- Task goal -
All of the material below is to be restated word for word, apart from the pictures.

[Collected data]
►
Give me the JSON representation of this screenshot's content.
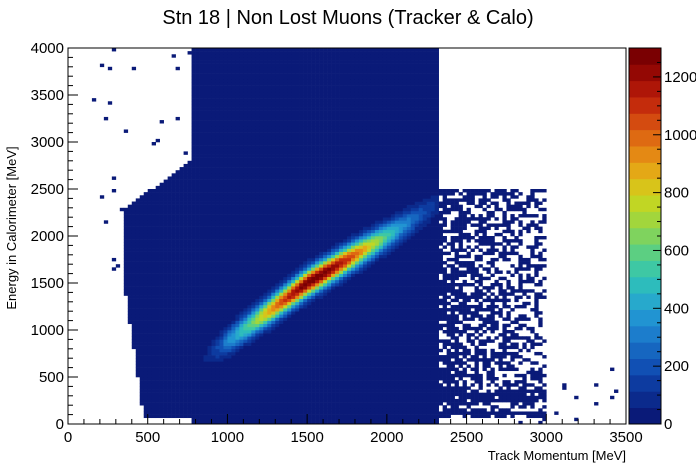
{
  "chart_data": {
    "type": "heatmap",
    "title": "Stn 18 | Non Lost Muons (Tracker & Calo)",
    "xlabel": "Track Momentum [MeV]",
    "ylabel": "Energy in Calorimeter [MeV]",
    "xlim": [
      0,
      3500
    ],
    "ylim": [
      0,
      4000
    ],
    "x_ticks": [
      0,
      500,
      1000,
      1500,
      2000,
      2500,
      3000,
      3500
    ],
    "y_ticks": [
      0,
      500,
      1000,
      1500,
      2000,
      2500,
      3000,
      3500,
      4000
    ],
    "z_range": [
      0,
      1300
    ],
    "z_ticks": [
      0,
      200,
      400,
      600,
      800,
      1000,
      1200
    ],
    "colors": [
      "#0a1a78",
      "#0b2a8c",
      "#0d3ba0",
      "#1150b4",
      "#1666c0",
      "#1c7dcc",
      "#2194d2",
      "#27a9cc",
      "#2dbcbc",
      "#3ec8a4",
      "#5ccf82",
      "#7fd35e",
      "#a2d63c",
      "#c1d624",
      "#d8c41a",
      "#e4a816",
      "#e48914",
      "#de6a12",
      "#d44b10",
      "#c42c0c",
      "#ae1608",
      "#940804",
      "#7a0002"
    ],
    "regions": {
      "ridge_points": [
        [
          1000,
          880
        ],
        [
          1500,
          1500
        ],
        [
          2000,
          2000
        ],
        [
          2300,
          2320
        ]
      ],
      "ridge_peak_counts": 1300,
      "background_box": {
        "x": [
          350,
          2300
        ],
        "y": [
          50,
          3000
        ],
        "counts": "low"
      },
      "upper_scatter": {
        "x": [
          800,
          2300
        ],
        "y": [
          3000,
          4000
        ],
        "counts": "sparse"
      },
      "right_box": {
        "x": [
          2300,
          3000
        ],
        "y": [
          0,
          2500
        ],
        "counts": "low"
      },
      "low_energy_band": {
        "x": [
          2300,
          3000
        ],
        "y": [
          100,
          350
        ],
        "counts": "low"
      }
    }
  }
}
◄
- Solution -
Give me the JSON representation of this screenshot's content.
{
  "chart_data": {
    "type": "heatmap",
    "title": "Stn 18 | Non Lost Muons (Tracker & Calo)",
    "xlabel": "Track Momentum [MeV]",
    "ylabel": "Energy in Calorimeter [MeV]",
    "xlim": [
      0,
      3500
    ],
    "ylim": [
      0,
      4000
    ],
    "x_ticks": [
      0,
      500,
      1000,
      1500,
      2000,
      2500,
      3000,
      3500
    ],
    "y_ticks": [
      0,
      500,
      1000,
      1500,
      2000,
      2500,
      3000,
      3500,
      4000
    ],
    "z_range": [
      0,
      1300
    ],
    "z_ticks": [
      0,
      200,
      400,
      600,
      800,
      1000,
      1200
    ],
    "colors": [
      "#0a1a78",
      "#0b2a8c",
      "#0d3ba0",
      "#1150b4",
      "#1666c0",
      "#1c7dcc",
      "#2194d2",
      "#27a9cc",
      "#2dbcbc",
      "#3ec8a4",
      "#5ccf82",
      "#7fd35e",
      "#a2d63c",
      "#c1d624",
      "#d8c41a",
      "#e4a816",
      "#e48914",
      "#de6a12",
      "#d44b10",
      "#c42c0c",
      "#ae1608",
      "#940804",
      "#7a0002"
    ],
    "regions": {
      "ridge_points": [
        [
          1000,
          880
        ],
        [
          1500,
          1500
        ],
        [
          2000,
          2000
        ],
        [
          2300,
          2320
        ]
      ],
      "ridge_peak_counts": 1300,
      "background_box": {
        "x": [
          350,
          2300
        ],
        "y": [
          50,
          3000
        ],
        "counts": "low"
      },
      "upper_scatter": {
        "x": [
          800,
          2300
        ],
        "y": [
          3000,
          4000
        ],
        "counts": "sparse"
      },
      "right_box": {
        "x": [
          2300,
          3000
        ],
        "y": [
          0,
          2500
        ],
        "counts": "low"
      },
      "low_energy_band": {
        "x": [
          2300,
          3000
        ],
        "y": [
          100,
          350
        ],
        "counts": "low"
      }
    }
  }
}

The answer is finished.